[The problem]: Return every line below in which "shown" appears.

[Dataset excerpts]:

## BEGIN

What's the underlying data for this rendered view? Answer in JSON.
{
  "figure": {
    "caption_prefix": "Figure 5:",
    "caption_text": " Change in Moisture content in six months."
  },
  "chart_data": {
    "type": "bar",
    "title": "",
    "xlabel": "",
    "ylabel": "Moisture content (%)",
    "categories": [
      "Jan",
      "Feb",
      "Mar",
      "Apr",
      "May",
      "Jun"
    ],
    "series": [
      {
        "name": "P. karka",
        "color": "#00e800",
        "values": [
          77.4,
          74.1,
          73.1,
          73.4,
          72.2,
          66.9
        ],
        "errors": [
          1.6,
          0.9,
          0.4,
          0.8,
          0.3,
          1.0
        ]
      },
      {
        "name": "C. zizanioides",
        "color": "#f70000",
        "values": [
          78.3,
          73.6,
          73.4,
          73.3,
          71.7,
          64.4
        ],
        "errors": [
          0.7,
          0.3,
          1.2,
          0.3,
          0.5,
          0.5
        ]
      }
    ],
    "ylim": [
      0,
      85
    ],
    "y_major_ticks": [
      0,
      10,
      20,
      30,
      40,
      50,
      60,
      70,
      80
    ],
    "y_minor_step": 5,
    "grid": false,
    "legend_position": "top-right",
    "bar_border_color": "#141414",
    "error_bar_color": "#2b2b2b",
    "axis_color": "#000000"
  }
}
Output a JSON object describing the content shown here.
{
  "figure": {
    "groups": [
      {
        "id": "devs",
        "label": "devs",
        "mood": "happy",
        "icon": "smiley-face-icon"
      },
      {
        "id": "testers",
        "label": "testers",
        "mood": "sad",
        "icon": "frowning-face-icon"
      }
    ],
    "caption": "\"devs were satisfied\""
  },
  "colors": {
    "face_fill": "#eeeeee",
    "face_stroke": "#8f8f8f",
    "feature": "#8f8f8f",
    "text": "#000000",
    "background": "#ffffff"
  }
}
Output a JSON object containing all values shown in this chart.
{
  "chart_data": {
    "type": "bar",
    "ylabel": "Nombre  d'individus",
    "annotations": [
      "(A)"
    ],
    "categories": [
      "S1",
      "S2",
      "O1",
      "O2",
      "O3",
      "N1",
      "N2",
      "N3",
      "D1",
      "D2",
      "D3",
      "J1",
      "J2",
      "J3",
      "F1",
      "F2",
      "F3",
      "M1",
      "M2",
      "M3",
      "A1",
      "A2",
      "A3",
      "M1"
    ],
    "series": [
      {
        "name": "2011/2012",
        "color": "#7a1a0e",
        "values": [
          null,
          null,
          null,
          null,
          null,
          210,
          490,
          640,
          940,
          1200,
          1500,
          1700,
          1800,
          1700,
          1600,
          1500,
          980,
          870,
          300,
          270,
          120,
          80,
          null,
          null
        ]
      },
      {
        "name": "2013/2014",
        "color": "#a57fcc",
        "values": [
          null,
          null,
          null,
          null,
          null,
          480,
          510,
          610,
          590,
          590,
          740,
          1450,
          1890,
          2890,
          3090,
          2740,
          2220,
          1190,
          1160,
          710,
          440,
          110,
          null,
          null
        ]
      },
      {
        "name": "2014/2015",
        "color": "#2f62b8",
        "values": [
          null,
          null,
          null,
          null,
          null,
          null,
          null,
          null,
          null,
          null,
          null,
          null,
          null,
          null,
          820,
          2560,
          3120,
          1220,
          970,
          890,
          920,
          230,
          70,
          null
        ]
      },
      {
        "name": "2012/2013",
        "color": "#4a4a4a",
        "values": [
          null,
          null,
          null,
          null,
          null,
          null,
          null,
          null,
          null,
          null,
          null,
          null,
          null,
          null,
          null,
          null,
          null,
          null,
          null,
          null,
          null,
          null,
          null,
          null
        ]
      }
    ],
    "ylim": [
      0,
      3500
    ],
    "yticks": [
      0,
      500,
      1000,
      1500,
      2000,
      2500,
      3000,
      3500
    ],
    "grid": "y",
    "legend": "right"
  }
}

## END
## BEGIN

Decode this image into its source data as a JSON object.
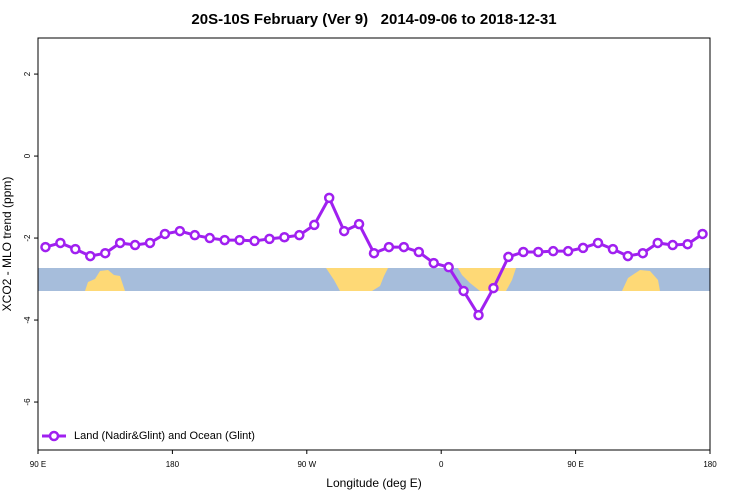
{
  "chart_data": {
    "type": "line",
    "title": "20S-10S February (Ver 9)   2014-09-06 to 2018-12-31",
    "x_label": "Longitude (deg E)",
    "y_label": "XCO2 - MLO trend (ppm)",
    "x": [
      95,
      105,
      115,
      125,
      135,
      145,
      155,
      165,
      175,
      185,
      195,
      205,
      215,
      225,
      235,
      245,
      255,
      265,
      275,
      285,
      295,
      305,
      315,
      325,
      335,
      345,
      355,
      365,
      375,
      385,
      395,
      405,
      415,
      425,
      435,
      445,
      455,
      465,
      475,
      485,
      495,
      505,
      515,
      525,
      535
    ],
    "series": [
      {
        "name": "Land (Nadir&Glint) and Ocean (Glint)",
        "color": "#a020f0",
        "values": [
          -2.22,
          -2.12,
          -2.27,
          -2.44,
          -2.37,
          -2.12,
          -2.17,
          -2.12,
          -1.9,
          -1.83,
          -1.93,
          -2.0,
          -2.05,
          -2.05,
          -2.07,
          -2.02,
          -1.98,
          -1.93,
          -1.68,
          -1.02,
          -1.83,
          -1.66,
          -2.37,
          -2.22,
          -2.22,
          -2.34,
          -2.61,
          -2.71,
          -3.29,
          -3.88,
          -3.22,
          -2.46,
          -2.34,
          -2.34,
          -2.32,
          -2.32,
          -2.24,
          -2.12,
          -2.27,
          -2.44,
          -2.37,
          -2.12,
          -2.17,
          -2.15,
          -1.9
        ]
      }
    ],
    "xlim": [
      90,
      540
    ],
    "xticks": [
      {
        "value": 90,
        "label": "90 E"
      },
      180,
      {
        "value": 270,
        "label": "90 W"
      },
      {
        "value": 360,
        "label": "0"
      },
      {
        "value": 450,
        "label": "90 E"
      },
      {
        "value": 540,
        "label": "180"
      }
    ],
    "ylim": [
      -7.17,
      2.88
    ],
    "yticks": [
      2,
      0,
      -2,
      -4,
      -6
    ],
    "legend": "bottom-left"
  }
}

## END

[Result of this exercise]:
Output a JSON object describing the content shown here.
Output a JSON object containing all values shown in this chart.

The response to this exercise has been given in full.